(Data entries for graphics)

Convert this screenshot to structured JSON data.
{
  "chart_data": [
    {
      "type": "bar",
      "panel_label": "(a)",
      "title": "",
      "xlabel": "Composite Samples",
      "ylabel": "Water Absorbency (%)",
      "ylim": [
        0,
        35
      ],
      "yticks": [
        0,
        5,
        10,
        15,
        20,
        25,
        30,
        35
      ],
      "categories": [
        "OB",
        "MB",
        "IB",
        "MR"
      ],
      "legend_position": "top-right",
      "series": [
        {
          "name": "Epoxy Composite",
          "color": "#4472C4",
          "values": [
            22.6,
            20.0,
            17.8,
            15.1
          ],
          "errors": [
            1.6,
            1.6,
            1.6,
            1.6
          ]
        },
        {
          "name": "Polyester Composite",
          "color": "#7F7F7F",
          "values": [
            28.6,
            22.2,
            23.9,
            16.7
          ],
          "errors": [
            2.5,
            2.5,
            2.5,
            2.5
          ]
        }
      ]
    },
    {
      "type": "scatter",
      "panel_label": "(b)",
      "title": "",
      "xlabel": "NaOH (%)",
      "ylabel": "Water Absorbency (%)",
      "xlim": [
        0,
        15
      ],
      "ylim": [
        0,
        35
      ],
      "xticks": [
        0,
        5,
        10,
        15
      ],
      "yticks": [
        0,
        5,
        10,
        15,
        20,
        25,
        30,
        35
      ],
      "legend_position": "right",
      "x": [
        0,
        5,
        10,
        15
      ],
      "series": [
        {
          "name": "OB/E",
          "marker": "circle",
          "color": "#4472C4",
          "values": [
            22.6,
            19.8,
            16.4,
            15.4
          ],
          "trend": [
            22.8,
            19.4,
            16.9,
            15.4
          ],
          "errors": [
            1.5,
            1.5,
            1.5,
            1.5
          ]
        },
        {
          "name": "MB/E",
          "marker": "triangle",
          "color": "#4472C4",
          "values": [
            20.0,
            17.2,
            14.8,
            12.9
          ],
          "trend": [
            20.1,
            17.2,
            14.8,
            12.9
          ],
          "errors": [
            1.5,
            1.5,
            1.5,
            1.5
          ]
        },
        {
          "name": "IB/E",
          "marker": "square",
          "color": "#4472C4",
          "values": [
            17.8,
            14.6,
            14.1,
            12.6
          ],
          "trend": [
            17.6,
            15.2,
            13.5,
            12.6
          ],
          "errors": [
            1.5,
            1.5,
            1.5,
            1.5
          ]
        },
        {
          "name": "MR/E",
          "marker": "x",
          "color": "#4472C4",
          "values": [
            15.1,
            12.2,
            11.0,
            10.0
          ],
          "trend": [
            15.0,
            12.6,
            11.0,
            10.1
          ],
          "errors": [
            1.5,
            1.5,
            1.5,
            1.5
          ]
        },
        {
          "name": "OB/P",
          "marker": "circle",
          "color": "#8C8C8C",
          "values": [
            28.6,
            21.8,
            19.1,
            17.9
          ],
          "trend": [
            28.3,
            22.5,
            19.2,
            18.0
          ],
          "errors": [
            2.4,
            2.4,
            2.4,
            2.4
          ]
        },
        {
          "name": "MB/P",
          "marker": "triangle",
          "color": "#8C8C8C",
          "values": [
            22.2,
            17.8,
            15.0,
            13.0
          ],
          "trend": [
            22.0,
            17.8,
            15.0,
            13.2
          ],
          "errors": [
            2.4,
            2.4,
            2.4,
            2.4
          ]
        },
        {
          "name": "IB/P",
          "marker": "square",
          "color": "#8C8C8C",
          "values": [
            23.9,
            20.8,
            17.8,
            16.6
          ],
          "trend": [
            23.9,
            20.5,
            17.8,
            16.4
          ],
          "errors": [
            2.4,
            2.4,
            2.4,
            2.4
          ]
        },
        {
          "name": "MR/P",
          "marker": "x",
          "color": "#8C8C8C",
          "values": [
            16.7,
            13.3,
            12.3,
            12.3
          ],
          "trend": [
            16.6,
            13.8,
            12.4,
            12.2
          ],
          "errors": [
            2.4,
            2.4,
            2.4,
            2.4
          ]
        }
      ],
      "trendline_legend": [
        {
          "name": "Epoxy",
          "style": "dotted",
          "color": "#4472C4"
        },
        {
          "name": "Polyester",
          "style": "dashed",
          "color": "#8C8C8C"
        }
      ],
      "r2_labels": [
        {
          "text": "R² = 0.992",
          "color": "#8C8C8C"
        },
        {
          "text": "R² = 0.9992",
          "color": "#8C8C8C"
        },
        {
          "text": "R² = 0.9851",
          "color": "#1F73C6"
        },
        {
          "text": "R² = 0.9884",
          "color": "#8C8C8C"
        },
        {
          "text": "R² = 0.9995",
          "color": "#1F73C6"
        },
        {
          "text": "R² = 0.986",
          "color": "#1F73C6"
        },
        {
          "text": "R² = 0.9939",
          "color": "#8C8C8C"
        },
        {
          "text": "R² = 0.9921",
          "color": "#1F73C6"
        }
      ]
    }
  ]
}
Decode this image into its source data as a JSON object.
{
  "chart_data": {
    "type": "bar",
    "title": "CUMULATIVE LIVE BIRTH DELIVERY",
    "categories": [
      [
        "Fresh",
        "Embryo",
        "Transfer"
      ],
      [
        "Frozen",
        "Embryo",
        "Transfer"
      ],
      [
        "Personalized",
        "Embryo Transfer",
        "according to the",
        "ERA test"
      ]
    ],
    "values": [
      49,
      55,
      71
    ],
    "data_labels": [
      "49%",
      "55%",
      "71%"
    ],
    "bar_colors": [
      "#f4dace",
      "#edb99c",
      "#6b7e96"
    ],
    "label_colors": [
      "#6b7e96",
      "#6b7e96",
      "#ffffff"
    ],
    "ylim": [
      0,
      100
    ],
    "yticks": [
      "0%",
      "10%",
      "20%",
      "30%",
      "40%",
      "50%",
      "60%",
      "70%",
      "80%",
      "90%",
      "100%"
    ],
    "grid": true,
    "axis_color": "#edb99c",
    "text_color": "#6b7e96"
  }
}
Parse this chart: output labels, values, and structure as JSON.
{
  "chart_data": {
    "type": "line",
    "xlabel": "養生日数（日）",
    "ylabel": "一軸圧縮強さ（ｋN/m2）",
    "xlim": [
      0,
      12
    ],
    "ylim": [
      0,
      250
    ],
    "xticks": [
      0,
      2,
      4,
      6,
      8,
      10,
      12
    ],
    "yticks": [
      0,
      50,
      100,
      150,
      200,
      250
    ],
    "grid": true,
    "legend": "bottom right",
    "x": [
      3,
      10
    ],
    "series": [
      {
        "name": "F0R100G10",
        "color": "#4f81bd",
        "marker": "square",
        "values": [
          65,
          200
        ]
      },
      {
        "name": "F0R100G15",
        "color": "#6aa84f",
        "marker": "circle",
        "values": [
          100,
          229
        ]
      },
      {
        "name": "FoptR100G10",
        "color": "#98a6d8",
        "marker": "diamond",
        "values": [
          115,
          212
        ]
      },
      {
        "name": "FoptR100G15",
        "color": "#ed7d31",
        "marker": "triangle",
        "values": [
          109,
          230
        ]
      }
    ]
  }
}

- _WHAT YOU NEED TO DO_
Write out all of the records once more, exactly.

- _COMPLETE ANSWER_
Convert this screenshot to structured JSON data.
{
  "chart_data": [
    {
      "type": "bar",
      "panel_label": "(a)",
      "title": "",
      "xlabel": "Composite Samples",
      "ylabel": "Water Absorbency (%)",
      "ylim": [
        0,
        35
      ],
      "yticks": [
        0,
        5,
        10,
        15,
        20,
        25,
        30,
        35
      ],
      "categories": [
        "OB",
        "MB",
        "IB",
        "MR"
      ],
      "legend_position": "top-right",
      "series": [
        {
          "name": "Epoxy Composite",
          "color": "#4472C4",
          "values": [
            22.6,
            20.0,
            17.8,
            15.1
          ],
          "errors": [
            1.6,
            1.6,
            1.6,
            1.6
          ]
        },
        {
          "name": "Polyester Composite",
          "color": "#7F7F7F",
          "values": [
            28.6,
            22.2,
            23.9,
            16.7
          ],
          "errors": [
            2.5,
            2.5,
            2.5,
            2.5
          ]
        }
      ]
    },
    {
      "type": "scatter",
      "panel_label": "(b)",
      "title": "",
      "xlabel": "NaOH (%)",
      "ylabel": "Water Absorbency (%)",
      "xlim": [
        0,
        15
      ],
      "ylim": [
        0,
        35
      ],
      "xticks": [
        0,
        5,
        10,
        15
      ],
      "yticks": [
        0,
        5,
        10,
        15,
        20,
        25,
        30,
        35
      ],
      "legend_position": "right",
      "x": [
        0,
        5,
        10,
        15
      ],
      "series": [
        {
          "name": "OB/E",
          "marker": "circle",
          "color": "#4472C4",
          "values": [
            22.6,
            19.8,
            16.4,
            15.4
          ],
          "trend": [
            22.8,
            19.4,
            16.9,
            15.4
          ],
          "errors": [
            1.5,
            1.5,
            1.5,
            1.5
          ]
        },
        {
          "name": "MB/E",
          "marker": "triangle",
          "color": "#4472C4",
          "values": [
            20.0,
            17.2,
            14.8,
            12.9
          ],
          "trend": [
            20.1,
            17.2,
            14.8,
            12.9
          ],
          "errors": [
            1.5,
            1.5,
            1.5,
            1.5
          ]
        },
        {
          "name": "IB/E",
          "marker": "square",
          "color": "#4472C4",
          "values": [
            17.8,
            14.6,
            14.1,
            12.6
          ],
          "trend": [
            17.6,
            15.2,
            13.5,
            12.6
          ],
          "errors": [
            1.5,
            1.5,
            1.5,
            1.5
          ]
        },
        {
          "name": "MR/E",
          "marker": "x",
          "color": "#4472C4",
          "values": [
            15.1,
            12.2,
            11.0,
            10.0
          ],
          "trend": [
            15.0,
            12.6,
            11.0,
            10.1
          ],
          "errors": [
            1.5,
            1.5,
            1.5,
            1.5
          ]
        },
        {
          "name": "OB/P",
          "marker": "circle",
          "color": "#8C8C8C",
          "values": [
            28.6,
            21.8,
            19.1,
            17.9
          ],
          "trend": [
            28.3,
            22.5,
            19.2,
            18.0
          ],
          "errors": [
            2.4,
            2.4,
            2.4,
            2.4
          ]
        },
        {
          "name": "MB/P",
          "marker": "triangle",
          "color": "#8C8C8C",
          "values": [
            22.2,
            17.8,
            15.0,
            13.0
          ],
          "trend": [
            22.0,
            17.8,
            15.0,
            13.2
          ],
          "errors": [
            2.4,
            2.4,
            2.4,
            2.4
          ]
        },
        {
          "name": "IB/P",
          "marker": "square",
          "color": "#8C8C8C",
          "values": [
            23.9,
            20.8,
            17.8,
            16.6
          ],
          "trend": [
            23.9,
            20.5,
            17.8,
            16.4
          ],
          "errors": [
            2.4,
            2.4,
            2.4,
            2.4
          ]
        },
        {
          "name": "MR/P",
          "marker": "x",
          "color": "#8C8C8C",
          "values": [
            16.7,
            13.3,
            12.3,
            12.3
          ],
          "trend": [
            16.6,
            13.8,
            12.4,
            12.2
          ],
          "errors": [
            2.4,
            2.4,
            2.4,
            2.4
          ]
        }
      ],
      "trendline_legend": [
        {
          "name": "Epoxy",
          "style": "dotted",
          "color": "#4472C4"
        },
        {
          "name": "Polyester",
          "style": "dashed",
          "color": "#8C8C8C"
        }
      ],
      "r2_labels": [
        {
          "text": "R² = 0.992",
          "color": "#8C8C8C"
        },
        {
          "text": "R² = 0.9992",
          "color": "#8C8C8C"
        },
        {
          "text": "R² = 0.9851",
          "color": "#1F73C6"
        },
        {
          "text": "R² = 0.9884",
          "color": "#8C8C8C"
        },
        {
          "text": "R² = 0.9995",
          "color": "#1F73C6"
        },
        {
          "text": "R² = 0.986",
          "color": "#1F73C6"
        },
        {
          "text": "R² = 0.9939",
          "color": "#8C8C8C"
        },
        {
          "text": "R² = 0.9921",
          "color": "#1F73C6"
        }
      ]
    }
  ]
}
Decode this image into its source data as a JSON object.
{
  "chart_data": {
    "type": "bar",
    "title": "CUMULATIVE LIVE BIRTH DELIVERY",
    "categories": [
      [
        "Fresh",
        "Embryo",
        "Transfer"
      ],
      [
        "Frozen",
        "Embryo",
        "Transfer"
      ],
      [
        "Personalized",
        "Embryo Transfer",
        "according to the",
        "ERA test"
      ]
    ],
    "values": [
      49,
      55,
      71
    ],
    "data_labels": [
      "49%",
      "55%",
      "71%"
    ],
    "bar_colors": [
      "#f4dace",
      "#edb99c",
      "#6b7e96"
    ],
    "label_colors": [
      "#6b7e96",
      "#6b7e96",
      "#ffffff"
    ],
    "ylim": [
      0,
      100
    ],
    "yticks": [
      "0%",
      "10%",
      "20%",
      "30%",
      "40%",
      "50%",
      "60%",
      "70%",
      "80%",
      "90%",
      "100%"
    ],
    "grid": true,
    "axis_color": "#edb99c",
    "text_color": "#6b7e96"
  }
}
Parse this chart: output labels, values, and structure as JSON.
{
  "chart_data": {
    "type": "line",
    "xlabel": "養生日数（日）",
    "ylabel": "一軸圧縮強さ（ｋN/m2）",
    "xlim": [
      0,
      12
    ],
    "ylim": [
      0,
      250
    ],
    "xticks": [
      0,
      2,
      4,
      6,
      8,
      10,
      12
    ],
    "yticks": [
      0,
      50,
      100,
      150,
      200,
      250
    ],
    "grid": true,
    "legend": "bottom right",
    "x": [
      3,
      10
    ],
    "series": [
      {
        "name": "F0R100G10",
        "color": "#4f81bd",
        "marker": "square",
        "values": [
          65,
          200
        ]
      },
      {
        "name": "F0R100G15",
        "color": "#6aa84f",
        "marker": "circle",
        "values": [
          100,
          229
        ]
      },
      {
        "name": "FoptR100G10",
        "color": "#98a6d8",
        "marker": "diamond",
        "values": [
          115,
          212
        ]
      },
      {
        "name": "FoptR100G15",
        "color": "#ed7d31",
        "marker": "triangle",
        "values": [
          109,
          230
        ]
      }
    ]
  }
}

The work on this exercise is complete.